::: Records provided

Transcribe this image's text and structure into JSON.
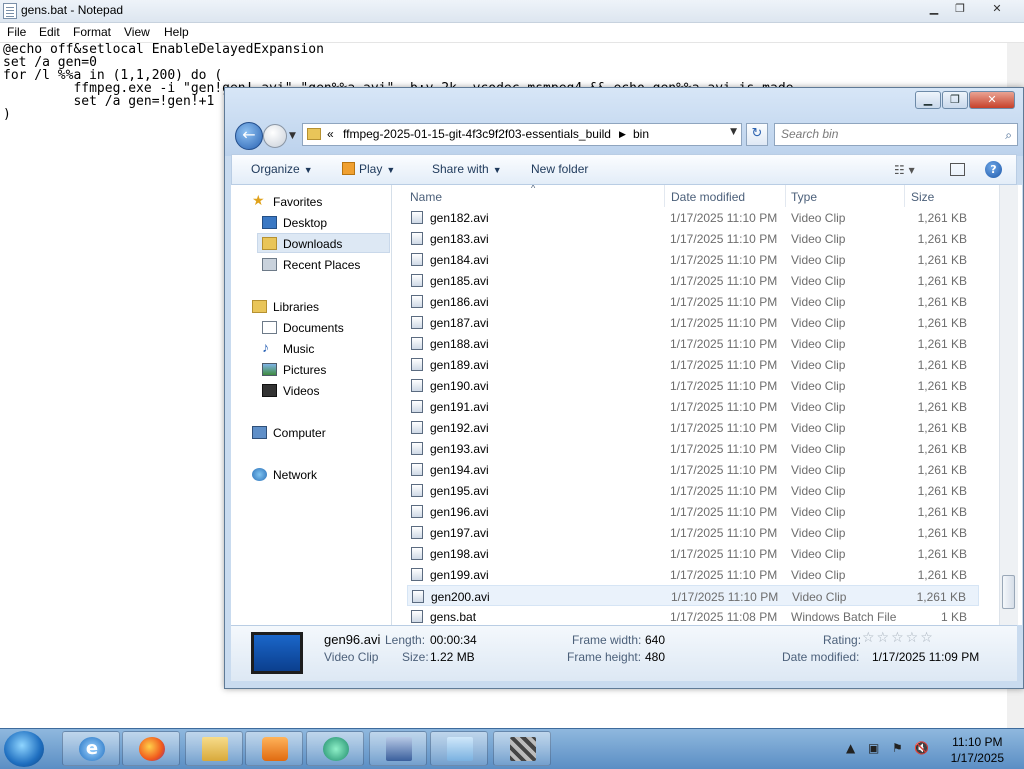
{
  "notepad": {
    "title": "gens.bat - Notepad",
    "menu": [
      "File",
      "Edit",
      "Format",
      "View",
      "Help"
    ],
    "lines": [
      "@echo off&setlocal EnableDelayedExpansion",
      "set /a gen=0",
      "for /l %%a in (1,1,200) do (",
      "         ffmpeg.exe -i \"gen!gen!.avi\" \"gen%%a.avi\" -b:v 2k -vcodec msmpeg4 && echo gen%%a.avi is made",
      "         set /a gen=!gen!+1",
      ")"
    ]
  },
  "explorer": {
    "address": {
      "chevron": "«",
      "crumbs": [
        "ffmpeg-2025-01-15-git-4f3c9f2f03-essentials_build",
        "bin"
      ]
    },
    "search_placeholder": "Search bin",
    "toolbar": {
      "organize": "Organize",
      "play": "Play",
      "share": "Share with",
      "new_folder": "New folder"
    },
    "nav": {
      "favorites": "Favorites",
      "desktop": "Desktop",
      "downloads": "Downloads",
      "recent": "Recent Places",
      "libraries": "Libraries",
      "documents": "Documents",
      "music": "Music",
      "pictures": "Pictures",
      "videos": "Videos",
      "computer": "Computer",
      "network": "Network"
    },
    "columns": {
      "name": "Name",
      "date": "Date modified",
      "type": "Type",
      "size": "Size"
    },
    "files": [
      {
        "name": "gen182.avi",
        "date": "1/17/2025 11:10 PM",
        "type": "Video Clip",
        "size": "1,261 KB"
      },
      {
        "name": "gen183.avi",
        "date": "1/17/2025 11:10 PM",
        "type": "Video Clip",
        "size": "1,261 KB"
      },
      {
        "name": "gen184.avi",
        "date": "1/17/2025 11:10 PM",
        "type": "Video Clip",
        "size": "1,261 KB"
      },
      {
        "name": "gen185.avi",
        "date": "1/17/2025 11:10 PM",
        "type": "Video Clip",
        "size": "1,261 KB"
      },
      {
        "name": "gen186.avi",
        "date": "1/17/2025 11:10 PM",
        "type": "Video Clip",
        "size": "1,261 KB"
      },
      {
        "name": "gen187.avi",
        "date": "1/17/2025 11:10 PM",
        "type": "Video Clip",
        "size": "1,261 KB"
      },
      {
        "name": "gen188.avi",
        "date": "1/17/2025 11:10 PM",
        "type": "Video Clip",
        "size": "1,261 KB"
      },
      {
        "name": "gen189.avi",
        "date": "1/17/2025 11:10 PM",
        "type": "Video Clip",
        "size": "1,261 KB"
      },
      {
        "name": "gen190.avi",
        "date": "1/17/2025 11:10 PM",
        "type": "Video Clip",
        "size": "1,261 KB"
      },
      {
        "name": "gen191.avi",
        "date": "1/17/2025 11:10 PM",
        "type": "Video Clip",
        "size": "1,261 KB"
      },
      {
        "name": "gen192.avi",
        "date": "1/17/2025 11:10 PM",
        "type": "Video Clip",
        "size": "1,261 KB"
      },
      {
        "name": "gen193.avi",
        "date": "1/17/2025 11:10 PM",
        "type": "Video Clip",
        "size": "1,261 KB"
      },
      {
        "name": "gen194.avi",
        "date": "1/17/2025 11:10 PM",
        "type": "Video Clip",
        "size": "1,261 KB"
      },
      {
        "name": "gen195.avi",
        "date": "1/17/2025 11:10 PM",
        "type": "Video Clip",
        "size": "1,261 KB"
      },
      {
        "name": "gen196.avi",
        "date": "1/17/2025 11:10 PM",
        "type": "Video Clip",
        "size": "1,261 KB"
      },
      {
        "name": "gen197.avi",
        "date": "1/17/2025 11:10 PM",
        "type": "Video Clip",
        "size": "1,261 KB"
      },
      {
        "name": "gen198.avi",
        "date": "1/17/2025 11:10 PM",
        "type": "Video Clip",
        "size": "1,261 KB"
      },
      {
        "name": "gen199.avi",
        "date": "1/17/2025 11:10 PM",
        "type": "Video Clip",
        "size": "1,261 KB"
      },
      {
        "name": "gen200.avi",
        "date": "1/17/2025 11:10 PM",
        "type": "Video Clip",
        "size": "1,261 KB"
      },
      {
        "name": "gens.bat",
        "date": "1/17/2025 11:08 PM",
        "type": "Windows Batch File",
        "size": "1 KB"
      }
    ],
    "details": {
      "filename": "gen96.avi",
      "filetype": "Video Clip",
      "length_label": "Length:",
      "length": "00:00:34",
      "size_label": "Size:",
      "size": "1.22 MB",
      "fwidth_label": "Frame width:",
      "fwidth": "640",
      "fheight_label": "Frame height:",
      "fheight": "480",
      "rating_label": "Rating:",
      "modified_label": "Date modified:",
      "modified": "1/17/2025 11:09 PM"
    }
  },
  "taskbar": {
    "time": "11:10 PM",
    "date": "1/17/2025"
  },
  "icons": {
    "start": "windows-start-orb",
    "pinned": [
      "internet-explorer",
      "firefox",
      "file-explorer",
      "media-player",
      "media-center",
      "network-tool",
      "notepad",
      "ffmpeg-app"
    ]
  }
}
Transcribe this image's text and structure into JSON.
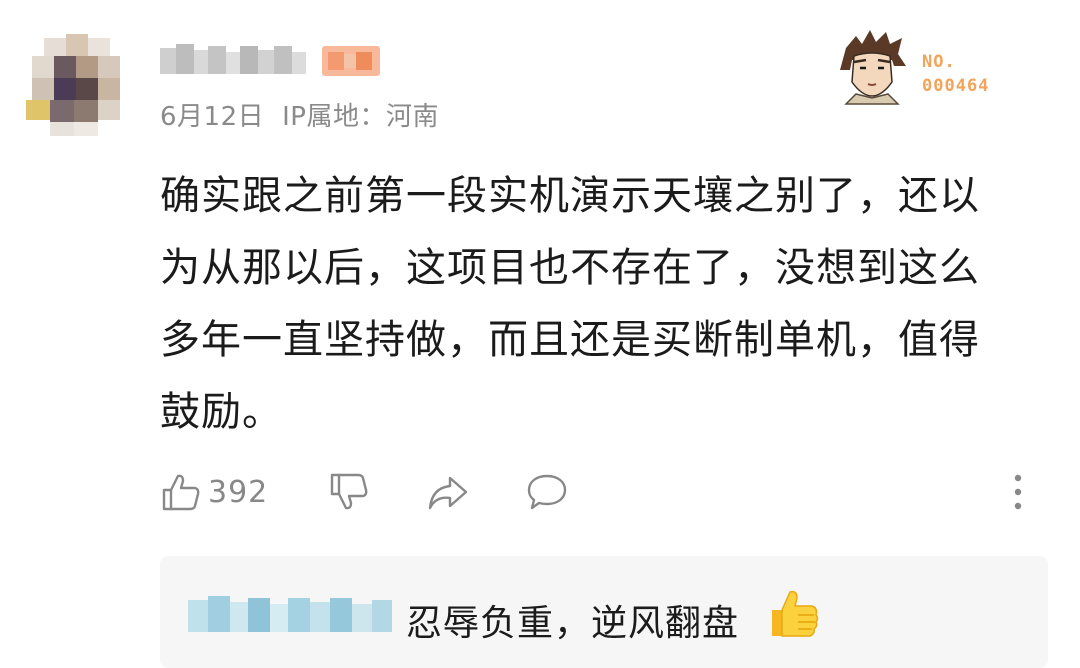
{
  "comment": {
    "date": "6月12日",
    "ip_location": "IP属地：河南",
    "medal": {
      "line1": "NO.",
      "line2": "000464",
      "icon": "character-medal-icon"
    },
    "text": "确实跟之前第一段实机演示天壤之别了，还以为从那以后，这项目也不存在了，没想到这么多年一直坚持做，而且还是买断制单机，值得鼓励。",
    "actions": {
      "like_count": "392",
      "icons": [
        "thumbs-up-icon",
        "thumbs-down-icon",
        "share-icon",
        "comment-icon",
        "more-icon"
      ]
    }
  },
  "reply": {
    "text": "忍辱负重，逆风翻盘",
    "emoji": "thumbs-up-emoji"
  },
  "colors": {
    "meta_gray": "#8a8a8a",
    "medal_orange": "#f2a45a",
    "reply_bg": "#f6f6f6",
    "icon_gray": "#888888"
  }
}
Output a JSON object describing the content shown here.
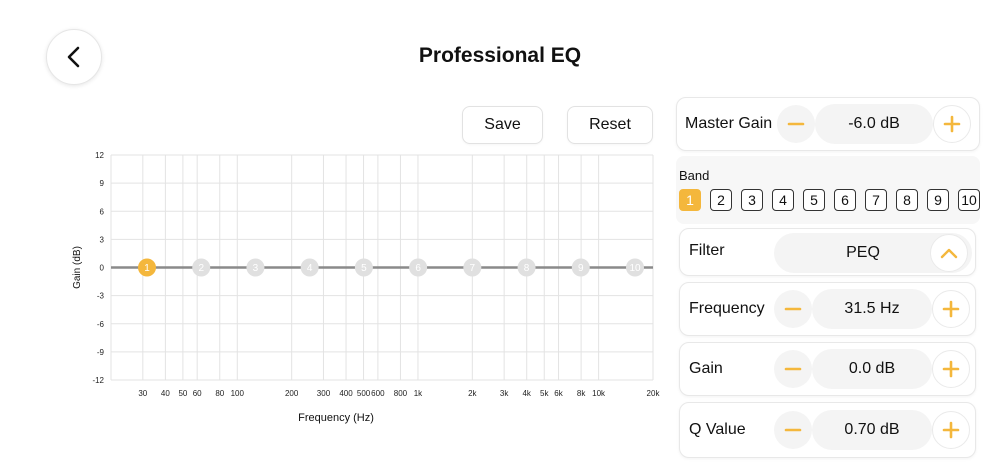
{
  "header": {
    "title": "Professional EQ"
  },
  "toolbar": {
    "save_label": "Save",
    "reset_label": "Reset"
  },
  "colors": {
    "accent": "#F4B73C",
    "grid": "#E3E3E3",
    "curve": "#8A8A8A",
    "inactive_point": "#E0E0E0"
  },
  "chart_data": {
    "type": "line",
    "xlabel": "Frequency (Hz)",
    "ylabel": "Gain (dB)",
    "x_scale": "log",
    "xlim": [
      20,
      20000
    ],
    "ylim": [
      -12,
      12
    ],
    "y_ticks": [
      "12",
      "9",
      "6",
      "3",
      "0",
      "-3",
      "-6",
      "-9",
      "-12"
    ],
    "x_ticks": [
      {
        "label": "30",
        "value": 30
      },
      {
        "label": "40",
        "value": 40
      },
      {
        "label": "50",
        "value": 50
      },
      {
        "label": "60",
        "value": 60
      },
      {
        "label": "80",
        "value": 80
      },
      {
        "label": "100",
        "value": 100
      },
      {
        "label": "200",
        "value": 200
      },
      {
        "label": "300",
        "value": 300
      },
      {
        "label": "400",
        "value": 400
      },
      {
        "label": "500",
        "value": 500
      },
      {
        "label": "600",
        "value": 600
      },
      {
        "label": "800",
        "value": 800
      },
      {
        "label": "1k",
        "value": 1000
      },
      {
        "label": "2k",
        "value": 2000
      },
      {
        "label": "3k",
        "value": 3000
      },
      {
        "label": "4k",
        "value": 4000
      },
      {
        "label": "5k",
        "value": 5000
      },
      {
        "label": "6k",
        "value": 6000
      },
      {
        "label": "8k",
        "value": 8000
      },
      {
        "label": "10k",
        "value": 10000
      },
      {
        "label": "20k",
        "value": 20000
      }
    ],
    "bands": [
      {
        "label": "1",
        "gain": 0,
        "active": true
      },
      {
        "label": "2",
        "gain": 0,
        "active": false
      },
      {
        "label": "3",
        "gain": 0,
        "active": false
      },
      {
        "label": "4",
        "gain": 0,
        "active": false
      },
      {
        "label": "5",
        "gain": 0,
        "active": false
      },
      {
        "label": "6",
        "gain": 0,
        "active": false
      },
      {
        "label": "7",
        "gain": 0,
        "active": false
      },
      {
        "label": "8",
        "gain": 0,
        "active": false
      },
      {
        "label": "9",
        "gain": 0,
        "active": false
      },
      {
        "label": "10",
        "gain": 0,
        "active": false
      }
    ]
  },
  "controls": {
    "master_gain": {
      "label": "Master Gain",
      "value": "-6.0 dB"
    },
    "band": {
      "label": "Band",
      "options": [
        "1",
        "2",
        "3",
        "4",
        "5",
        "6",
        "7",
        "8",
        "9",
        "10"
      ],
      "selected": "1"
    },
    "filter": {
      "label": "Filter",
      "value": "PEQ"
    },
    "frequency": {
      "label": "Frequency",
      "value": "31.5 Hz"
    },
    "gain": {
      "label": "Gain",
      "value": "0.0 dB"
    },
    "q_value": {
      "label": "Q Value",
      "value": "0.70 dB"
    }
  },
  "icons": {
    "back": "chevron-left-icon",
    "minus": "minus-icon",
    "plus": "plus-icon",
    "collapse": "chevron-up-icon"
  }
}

::::::

[Written task] Write out every line from the entries where "text" appears.

[Worked solution]
Transcribe this image's text and structure into JSON.
Transcribe this image's text and structure into JSON.
    "text": "确实跟之前第一段实机演示天壤之别了，还以为从那以后，这项目也不存在了，没想到这么多年一直坚持做，而且还是买断制单机，值得鼓励。",
    "text": "忍辱负重，逆风翻盘",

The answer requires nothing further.